→ **TASK DETAILS**:
Please pull out every line that includes the string "JSON".

— START —

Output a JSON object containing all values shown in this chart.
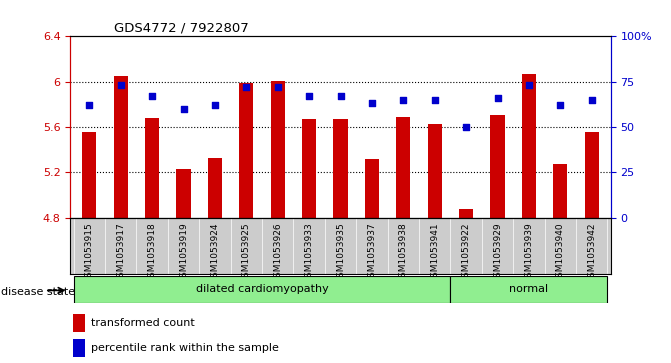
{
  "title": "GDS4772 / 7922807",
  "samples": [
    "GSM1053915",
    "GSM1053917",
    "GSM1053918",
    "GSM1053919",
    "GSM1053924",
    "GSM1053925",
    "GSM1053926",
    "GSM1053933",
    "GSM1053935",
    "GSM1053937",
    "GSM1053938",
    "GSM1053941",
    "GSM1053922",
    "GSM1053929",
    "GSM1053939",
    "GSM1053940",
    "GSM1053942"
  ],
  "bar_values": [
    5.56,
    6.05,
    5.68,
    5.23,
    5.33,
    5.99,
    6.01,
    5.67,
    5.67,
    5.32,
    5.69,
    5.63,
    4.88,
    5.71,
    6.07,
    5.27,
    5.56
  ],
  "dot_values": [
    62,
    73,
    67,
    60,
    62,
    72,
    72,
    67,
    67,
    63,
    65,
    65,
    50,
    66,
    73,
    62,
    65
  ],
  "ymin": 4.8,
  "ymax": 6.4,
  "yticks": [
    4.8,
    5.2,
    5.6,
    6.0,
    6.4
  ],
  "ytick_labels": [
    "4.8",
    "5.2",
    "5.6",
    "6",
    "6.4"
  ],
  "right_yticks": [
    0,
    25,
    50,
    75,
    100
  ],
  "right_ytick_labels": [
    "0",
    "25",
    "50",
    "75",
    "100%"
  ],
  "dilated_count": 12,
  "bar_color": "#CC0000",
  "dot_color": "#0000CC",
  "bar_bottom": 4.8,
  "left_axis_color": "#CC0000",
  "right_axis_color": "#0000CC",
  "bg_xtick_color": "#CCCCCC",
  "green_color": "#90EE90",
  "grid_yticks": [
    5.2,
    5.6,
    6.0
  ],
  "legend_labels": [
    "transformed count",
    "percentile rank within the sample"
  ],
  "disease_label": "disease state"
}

— END —
— START —

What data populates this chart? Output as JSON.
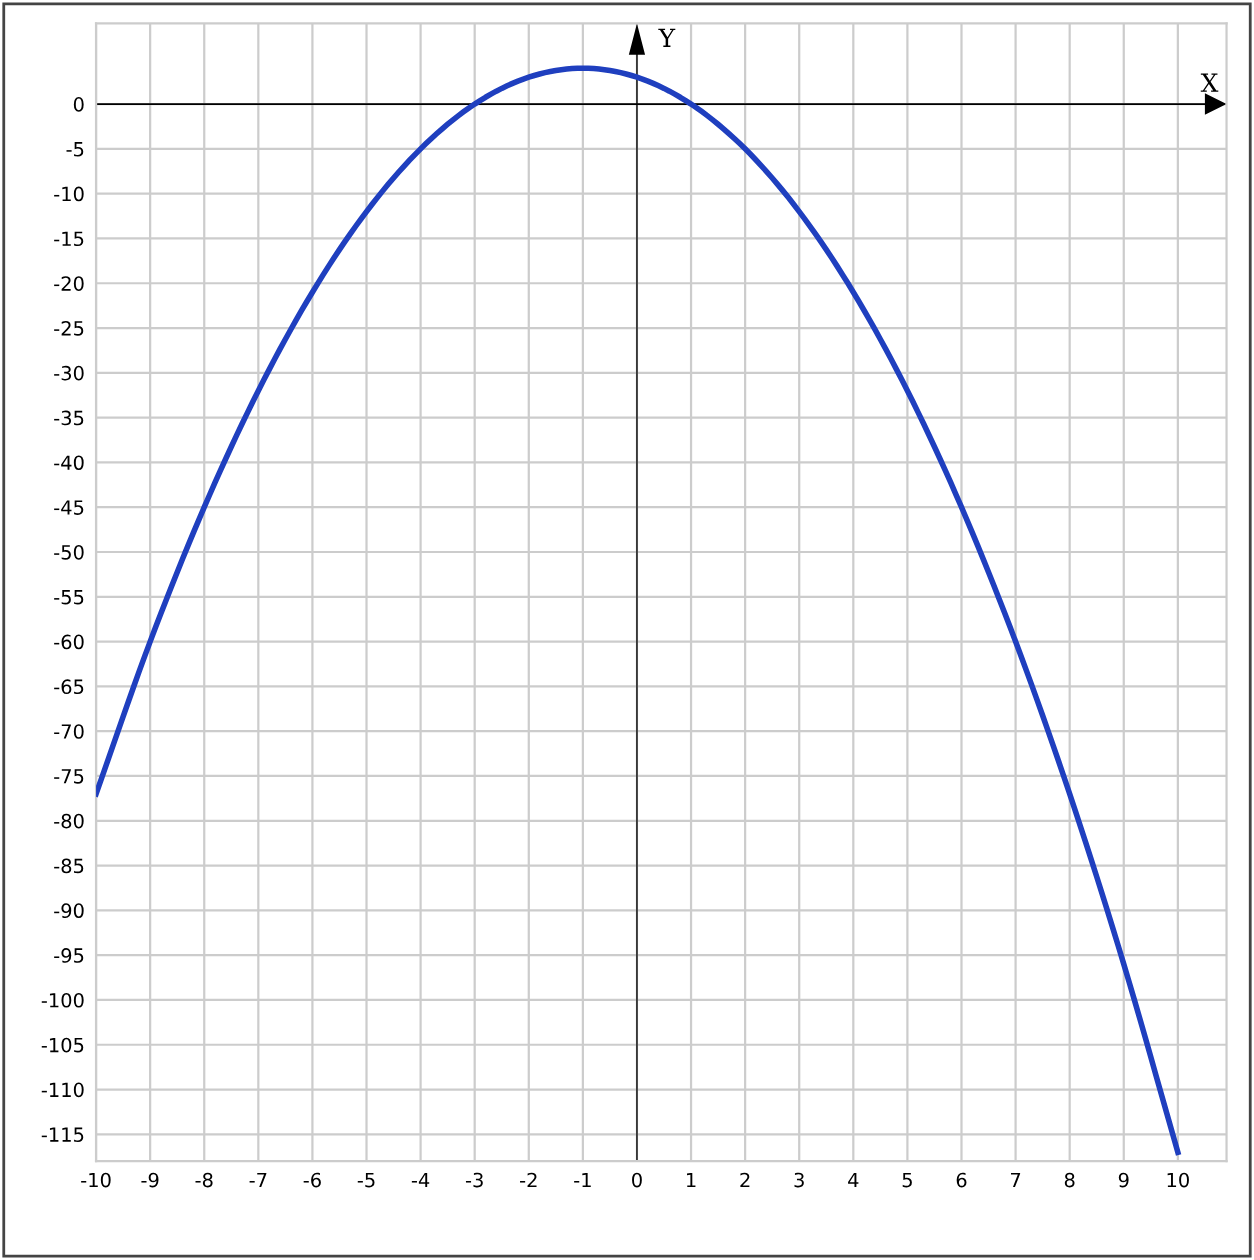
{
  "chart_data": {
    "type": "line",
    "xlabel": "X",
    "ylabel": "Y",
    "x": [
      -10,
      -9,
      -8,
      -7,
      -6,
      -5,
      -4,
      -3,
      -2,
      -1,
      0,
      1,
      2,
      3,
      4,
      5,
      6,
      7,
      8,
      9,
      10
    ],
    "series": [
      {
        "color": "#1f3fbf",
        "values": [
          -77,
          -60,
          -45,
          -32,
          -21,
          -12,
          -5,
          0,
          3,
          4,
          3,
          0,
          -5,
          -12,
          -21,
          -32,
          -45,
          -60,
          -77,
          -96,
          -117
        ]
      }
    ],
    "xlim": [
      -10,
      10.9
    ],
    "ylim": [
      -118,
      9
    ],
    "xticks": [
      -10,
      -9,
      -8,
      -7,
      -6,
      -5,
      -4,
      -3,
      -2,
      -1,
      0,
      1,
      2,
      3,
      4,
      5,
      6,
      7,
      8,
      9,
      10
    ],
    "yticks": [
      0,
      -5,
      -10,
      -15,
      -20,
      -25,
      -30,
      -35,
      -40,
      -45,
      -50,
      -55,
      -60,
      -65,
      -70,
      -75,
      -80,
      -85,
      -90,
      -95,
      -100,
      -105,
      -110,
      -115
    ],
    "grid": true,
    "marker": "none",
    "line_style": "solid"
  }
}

— END —

→ **TASK RESPONSE**:
Output a JSON object containing all values shown in this chart.
What data populates this chart? Output as JSON.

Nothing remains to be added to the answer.